To be done
Set down exactly, and only, the lines from the one with "Serialize everything readable" to the final line of the entries, both included.

[START Data for the task]

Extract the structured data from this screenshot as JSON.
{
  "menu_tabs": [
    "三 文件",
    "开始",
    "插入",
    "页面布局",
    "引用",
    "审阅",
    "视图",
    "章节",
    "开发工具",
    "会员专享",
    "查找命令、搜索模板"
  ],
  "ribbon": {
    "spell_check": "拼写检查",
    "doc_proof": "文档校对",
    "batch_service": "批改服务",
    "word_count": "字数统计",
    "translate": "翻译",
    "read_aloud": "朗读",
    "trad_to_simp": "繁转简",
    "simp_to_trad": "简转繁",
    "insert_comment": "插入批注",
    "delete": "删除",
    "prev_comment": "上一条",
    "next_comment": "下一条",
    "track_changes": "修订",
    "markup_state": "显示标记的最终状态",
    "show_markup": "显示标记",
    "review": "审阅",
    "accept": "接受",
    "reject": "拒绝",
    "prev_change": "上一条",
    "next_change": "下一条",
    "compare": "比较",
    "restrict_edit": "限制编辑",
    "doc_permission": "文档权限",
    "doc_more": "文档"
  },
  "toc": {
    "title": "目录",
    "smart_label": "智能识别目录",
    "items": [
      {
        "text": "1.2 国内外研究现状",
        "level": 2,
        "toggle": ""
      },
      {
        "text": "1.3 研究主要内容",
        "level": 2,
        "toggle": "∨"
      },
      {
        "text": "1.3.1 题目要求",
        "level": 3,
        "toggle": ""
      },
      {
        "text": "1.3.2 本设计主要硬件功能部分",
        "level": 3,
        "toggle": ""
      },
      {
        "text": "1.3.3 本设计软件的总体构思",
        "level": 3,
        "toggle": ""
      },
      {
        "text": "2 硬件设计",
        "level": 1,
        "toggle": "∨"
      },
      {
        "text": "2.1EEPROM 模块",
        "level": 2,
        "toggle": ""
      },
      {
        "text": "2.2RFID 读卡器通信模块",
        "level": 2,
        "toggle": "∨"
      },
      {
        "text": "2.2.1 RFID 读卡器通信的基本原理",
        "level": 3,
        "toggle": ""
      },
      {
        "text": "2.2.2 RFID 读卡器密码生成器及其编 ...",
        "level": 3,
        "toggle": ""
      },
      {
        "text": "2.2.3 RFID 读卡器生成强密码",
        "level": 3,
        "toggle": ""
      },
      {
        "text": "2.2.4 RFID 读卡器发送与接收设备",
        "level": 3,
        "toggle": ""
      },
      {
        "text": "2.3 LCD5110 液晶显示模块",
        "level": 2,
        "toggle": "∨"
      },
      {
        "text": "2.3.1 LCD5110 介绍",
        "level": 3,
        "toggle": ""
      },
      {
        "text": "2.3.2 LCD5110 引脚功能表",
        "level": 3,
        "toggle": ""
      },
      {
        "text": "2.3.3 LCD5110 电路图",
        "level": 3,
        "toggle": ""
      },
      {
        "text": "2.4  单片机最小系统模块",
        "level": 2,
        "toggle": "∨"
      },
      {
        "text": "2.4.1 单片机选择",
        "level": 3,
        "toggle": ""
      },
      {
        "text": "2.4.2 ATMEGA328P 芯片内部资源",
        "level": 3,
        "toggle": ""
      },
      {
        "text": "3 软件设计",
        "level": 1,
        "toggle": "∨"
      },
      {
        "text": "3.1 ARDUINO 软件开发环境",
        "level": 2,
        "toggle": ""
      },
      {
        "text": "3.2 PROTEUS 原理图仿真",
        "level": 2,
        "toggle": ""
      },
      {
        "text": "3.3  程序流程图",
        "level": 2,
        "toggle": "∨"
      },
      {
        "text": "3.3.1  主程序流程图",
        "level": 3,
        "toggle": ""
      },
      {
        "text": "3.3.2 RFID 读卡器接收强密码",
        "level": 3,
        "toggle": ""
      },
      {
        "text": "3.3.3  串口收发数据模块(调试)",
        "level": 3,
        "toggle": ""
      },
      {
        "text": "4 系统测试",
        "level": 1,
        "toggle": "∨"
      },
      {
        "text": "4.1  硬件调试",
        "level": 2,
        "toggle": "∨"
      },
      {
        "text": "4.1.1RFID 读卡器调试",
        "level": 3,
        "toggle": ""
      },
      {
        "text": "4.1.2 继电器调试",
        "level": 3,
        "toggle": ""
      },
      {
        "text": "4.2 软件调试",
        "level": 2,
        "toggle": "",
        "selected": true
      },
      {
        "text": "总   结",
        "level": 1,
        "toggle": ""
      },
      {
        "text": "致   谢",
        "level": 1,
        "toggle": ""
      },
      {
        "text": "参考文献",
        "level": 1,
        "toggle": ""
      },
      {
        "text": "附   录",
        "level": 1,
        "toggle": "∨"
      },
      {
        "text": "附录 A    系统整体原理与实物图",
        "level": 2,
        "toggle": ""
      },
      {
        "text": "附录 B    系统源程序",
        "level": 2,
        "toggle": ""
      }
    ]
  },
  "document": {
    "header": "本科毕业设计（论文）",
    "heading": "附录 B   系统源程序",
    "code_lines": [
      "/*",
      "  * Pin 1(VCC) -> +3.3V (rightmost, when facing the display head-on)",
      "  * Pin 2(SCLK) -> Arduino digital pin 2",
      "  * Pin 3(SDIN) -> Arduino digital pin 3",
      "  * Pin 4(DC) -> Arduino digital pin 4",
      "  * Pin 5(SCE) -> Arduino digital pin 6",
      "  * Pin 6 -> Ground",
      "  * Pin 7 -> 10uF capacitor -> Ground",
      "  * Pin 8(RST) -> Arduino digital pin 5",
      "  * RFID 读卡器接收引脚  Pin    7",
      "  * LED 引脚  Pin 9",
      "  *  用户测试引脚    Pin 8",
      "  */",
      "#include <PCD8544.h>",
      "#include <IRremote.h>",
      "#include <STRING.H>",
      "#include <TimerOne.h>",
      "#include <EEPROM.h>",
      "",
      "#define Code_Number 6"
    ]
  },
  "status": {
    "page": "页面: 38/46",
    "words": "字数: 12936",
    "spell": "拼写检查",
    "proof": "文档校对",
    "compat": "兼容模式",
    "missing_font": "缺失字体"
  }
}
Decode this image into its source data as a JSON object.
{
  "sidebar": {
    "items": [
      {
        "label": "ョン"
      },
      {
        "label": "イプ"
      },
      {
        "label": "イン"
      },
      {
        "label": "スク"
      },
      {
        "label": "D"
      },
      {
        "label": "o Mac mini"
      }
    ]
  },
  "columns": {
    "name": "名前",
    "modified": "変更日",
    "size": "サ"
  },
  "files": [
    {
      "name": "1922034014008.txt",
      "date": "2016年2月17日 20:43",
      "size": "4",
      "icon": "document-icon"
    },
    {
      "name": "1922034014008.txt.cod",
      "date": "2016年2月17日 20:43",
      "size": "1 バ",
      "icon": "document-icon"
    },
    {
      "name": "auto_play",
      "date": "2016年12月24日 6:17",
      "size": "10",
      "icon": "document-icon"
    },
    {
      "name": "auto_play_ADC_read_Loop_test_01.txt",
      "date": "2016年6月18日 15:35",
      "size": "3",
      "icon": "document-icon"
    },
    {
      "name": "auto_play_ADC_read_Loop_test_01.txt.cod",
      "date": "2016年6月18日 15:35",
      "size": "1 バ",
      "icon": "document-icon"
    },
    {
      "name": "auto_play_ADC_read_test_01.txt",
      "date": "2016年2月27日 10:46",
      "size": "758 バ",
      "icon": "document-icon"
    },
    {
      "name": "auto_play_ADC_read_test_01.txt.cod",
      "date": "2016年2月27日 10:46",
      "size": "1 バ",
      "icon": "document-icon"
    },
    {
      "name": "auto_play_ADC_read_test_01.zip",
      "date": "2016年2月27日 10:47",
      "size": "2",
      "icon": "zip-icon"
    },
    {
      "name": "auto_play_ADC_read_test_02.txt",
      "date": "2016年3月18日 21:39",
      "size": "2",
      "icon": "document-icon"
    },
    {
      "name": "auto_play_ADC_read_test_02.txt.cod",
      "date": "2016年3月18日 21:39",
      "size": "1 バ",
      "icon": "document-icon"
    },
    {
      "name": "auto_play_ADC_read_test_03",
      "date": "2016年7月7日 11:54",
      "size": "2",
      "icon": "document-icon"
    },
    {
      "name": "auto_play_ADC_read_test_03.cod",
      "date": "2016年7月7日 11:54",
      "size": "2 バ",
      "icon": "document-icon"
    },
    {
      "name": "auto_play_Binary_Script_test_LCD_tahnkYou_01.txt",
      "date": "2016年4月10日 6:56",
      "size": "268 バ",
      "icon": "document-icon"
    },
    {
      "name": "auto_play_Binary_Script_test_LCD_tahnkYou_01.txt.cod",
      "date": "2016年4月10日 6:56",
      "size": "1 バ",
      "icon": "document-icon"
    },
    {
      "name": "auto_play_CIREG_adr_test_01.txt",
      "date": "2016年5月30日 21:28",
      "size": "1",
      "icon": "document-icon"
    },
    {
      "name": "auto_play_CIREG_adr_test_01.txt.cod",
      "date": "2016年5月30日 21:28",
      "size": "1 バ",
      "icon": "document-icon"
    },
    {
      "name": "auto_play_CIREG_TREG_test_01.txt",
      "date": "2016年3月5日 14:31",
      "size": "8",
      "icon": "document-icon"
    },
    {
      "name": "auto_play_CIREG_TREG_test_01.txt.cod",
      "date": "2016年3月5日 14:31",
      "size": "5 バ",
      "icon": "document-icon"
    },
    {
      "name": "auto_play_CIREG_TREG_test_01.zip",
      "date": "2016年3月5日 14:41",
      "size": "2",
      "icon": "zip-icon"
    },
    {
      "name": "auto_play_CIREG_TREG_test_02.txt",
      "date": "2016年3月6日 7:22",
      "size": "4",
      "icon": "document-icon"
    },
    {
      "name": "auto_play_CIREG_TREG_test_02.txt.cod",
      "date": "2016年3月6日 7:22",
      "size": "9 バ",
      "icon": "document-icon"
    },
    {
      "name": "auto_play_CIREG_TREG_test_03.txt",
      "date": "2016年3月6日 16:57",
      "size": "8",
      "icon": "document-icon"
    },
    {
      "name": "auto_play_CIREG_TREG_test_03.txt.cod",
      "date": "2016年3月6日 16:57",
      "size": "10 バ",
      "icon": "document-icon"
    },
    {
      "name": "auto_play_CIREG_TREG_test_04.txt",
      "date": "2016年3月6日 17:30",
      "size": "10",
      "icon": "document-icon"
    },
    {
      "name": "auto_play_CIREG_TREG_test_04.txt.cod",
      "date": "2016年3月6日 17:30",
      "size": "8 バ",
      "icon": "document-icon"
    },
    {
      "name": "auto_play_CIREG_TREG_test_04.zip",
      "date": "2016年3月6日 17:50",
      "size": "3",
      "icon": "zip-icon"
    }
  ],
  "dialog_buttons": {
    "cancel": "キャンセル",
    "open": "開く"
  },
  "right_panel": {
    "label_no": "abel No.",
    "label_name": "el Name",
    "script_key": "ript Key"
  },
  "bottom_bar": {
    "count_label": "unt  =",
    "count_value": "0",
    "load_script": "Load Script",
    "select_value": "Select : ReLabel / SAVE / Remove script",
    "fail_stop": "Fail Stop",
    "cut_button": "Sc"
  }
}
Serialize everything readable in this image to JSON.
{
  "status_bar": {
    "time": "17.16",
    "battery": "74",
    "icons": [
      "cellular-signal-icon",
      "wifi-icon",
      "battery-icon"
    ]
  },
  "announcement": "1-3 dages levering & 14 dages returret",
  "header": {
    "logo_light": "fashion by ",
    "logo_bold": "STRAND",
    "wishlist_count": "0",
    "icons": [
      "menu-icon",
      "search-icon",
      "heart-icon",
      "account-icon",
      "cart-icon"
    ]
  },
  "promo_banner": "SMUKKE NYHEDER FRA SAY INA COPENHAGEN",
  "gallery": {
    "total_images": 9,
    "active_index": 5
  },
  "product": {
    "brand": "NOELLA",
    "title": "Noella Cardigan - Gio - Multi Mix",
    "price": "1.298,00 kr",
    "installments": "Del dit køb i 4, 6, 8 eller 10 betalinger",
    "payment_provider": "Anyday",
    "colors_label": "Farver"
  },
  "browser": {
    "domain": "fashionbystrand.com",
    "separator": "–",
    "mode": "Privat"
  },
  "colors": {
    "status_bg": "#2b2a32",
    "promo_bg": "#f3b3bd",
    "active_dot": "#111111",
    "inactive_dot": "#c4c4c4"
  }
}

[END Data for the task]

Solution for this task
Serialize everything readable in this image to JSON.
{
  "status_bar": {
    "time": "17.16",
    "battery": "74",
    "icons": [
      "cellular-signal-icon",
      "wifi-icon",
      "battery-icon"
    ]
  },
  "announcement": "1-3 dages levering & 14 dages returret",
  "header": {
    "logo_light": "fashion by ",
    "logo_bold": "STRAND",
    "wishlist_count": "0",
    "icons": [
      "menu-icon",
      "search-icon",
      "heart-icon",
      "account-icon",
      "cart-icon"
    ]
  },
  "promo_banner": "SMUKKE NYHEDER FRA SAY INA COPENHAGEN",
  "gallery": {
    "total_images": 9,
    "active_index": 5
  },
  "product": {
    "brand": "NOELLA",
    "title": "Noella Cardigan - Gio - Multi Mix",
    "price": "1.298,00 kr",
    "installments": "Del dit køb i 4, 6, 8 eller 10 betalinger",
    "payment_provider": "Anyday",
    "colors_label": "Farver"
  },
  "browser": {
    "domain": "fashionbystrand.com",
    "separator": "–",
    "mode": "Privat"
  },
  "colors": {
    "status_bg": "#2b2a32",
    "promo_bg": "#f3b3bd",
    "active_dot": "#111111",
    "inactive_dot": "#c4c4c4"
  }
}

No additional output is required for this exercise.